§ Bounding box entries
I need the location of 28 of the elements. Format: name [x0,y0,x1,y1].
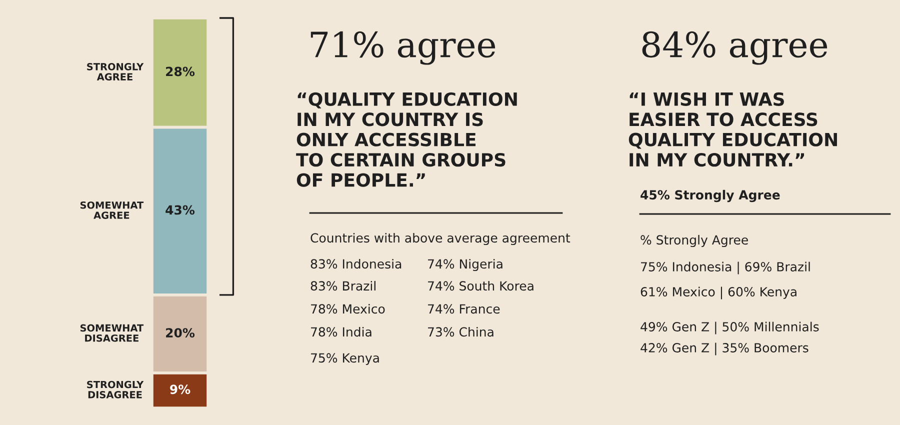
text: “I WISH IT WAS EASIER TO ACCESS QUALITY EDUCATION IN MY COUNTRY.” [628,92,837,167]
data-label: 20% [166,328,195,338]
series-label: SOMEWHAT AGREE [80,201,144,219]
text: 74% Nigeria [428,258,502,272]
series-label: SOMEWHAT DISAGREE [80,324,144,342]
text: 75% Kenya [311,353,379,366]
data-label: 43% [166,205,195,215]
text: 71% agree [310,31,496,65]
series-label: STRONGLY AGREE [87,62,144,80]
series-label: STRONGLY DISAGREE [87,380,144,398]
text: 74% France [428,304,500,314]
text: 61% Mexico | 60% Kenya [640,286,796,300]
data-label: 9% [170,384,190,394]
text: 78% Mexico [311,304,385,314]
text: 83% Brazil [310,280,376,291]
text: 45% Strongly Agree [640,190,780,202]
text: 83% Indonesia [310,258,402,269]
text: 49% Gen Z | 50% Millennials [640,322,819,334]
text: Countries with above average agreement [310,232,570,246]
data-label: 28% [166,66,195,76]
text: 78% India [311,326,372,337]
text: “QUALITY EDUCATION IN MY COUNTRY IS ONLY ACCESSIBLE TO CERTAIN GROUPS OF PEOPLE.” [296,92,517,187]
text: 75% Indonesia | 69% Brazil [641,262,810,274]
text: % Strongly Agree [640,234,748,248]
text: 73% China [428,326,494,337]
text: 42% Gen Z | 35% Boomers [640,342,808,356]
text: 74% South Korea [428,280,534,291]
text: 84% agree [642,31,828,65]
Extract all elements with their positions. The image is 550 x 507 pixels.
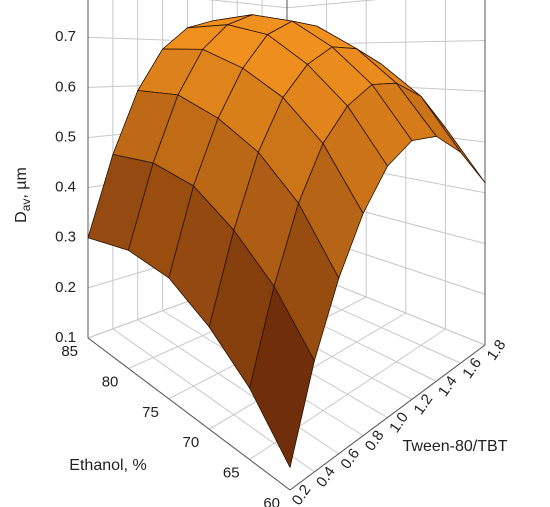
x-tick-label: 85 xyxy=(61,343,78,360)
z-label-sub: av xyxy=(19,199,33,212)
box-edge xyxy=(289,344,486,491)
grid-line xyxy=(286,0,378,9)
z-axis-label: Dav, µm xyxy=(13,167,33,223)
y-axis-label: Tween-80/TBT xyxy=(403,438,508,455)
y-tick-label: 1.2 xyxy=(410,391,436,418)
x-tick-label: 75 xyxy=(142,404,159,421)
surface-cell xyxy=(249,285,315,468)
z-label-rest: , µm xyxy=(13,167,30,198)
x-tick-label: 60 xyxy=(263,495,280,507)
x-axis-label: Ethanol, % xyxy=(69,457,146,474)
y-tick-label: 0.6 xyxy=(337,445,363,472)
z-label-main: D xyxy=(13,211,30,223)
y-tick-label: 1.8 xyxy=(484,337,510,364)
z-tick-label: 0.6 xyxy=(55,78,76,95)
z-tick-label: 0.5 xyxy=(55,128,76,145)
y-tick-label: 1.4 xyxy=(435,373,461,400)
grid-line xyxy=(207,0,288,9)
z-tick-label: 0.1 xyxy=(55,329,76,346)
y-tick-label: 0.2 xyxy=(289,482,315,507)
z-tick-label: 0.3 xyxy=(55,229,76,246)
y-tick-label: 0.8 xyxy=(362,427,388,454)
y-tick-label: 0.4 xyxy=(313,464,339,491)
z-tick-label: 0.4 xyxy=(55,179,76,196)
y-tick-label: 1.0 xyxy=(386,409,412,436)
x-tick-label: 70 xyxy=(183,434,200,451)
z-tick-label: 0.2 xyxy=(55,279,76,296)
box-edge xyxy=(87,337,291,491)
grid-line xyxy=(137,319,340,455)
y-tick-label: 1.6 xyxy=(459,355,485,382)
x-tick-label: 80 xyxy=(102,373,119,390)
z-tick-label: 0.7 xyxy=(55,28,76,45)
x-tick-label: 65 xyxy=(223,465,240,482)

§ WHAT THIS TASK INVOLVES
Retype all of the lines above without any change, and leave the pictures out of your answer.

§ EXERCISE OUTPUT
I need the location of 28 of the elements. Format: name [x0,y0,x1,y1].
text: “I WISH IT WAS EASIER TO ACCESS QUALITY EDUCATION IN MY COUNTRY.” [628,92,837,167]
data-label: 20% [166,328,195,338]
series-label: SOMEWHAT AGREE [80,201,144,219]
text: 74% Nigeria [428,258,502,272]
series-label: SOMEWHAT DISAGREE [80,324,144,342]
text: 75% Kenya [311,353,379,366]
data-label: 43% [166,205,195,215]
text: 71% agree [310,31,496,65]
series-label: STRONGLY AGREE [87,62,144,80]
series-label: STRONGLY DISAGREE [87,380,144,398]
text: 74% France [428,304,500,314]
text: 61% Mexico | 60% Kenya [640,286,796,300]
data-label: 9% [170,384,190,394]
text: 78% Mexico [311,304,385,314]
text: 83% Brazil [310,280,376,291]
text: 45% Strongly Agree [640,190,780,202]
text: 83% Indonesia [310,258,402,269]
text: 49% Gen Z | 50% Millennials [640,322,819,334]
text: Countries with above average agreement [310,232,570,246]
data-label: 28% [166,66,195,76]
text: 78% India [311,326,372,337]
text: “QUALITY EDUCATION IN MY COUNTRY IS ONLY ACCESSIBLE TO CERTAIN GROUPS OF PEOPLE.” [296,92,517,187]
text: 75% Indonesia | 69% Brazil [641,262,810,274]
text: % Strongly Agree [640,234,748,248]
text: 73% China [428,326,494,337]
text: 42% Gen Z | 35% Boomers [640,342,808,356]
text: 74% South Korea [428,280,534,291]
text: 84% agree [642,31,828,65]
Extract all elements with their positions. The image is 550 x 507 pixels.
x-tick-label: 85 xyxy=(61,343,78,360)
z-label-sub: av xyxy=(19,199,33,212)
box-edge xyxy=(289,344,486,491)
grid-line xyxy=(286,0,378,9)
z-axis-label: Dav, µm xyxy=(13,167,33,223)
y-axis-label: Tween-80/TBT xyxy=(403,438,508,455)
y-tick-label: 1.2 xyxy=(410,391,436,418)
x-tick-label: 75 xyxy=(142,404,159,421)
surface-cell xyxy=(249,285,315,468)
z-label-rest: , µm xyxy=(13,167,30,198)
x-tick-label: 60 xyxy=(263,495,280,507)
x-axis-label: Ethanol, % xyxy=(69,457,146,474)
y-tick-label: 0.6 xyxy=(337,445,363,472)
z-label-main: D xyxy=(13,211,30,223)
y-tick-label: 1.8 xyxy=(484,337,510,364)
z-tick-label: 0.6 xyxy=(55,78,76,95)
z-tick-label: 0.5 xyxy=(55,128,76,145)
y-tick-label: 1.4 xyxy=(435,373,461,400)
grid-line xyxy=(207,0,288,9)
z-tick-label: 0.1 xyxy=(55,329,76,346)
y-tick-label: 0.2 xyxy=(289,482,315,507)
z-tick-label: 0.3 xyxy=(55,229,76,246)
y-tick-label: 0.8 xyxy=(362,427,388,454)
y-tick-label: 0.4 xyxy=(313,464,339,491)
z-tick-label: 0.4 xyxy=(55,179,76,196)
y-tick-label: 1.0 xyxy=(386,409,412,436)
x-tick-label: 70 xyxy=(183,434,200,451)
z-tick-label: 0.2 xyxy=(55,279,76,296)
box-edge xyxy=(87,337,291,491)
grid-line xyxy=(137,319,340,455)
y-tick-label: 1.6 xyxy=(459,355,485,382)
x-tick-label: 80 xyxy=(102,373,119,390)
z-tick-label: 0.7 xyxy=(55,28,76,45)
x-tick-label: 65 xyxy=(223,465,240,482)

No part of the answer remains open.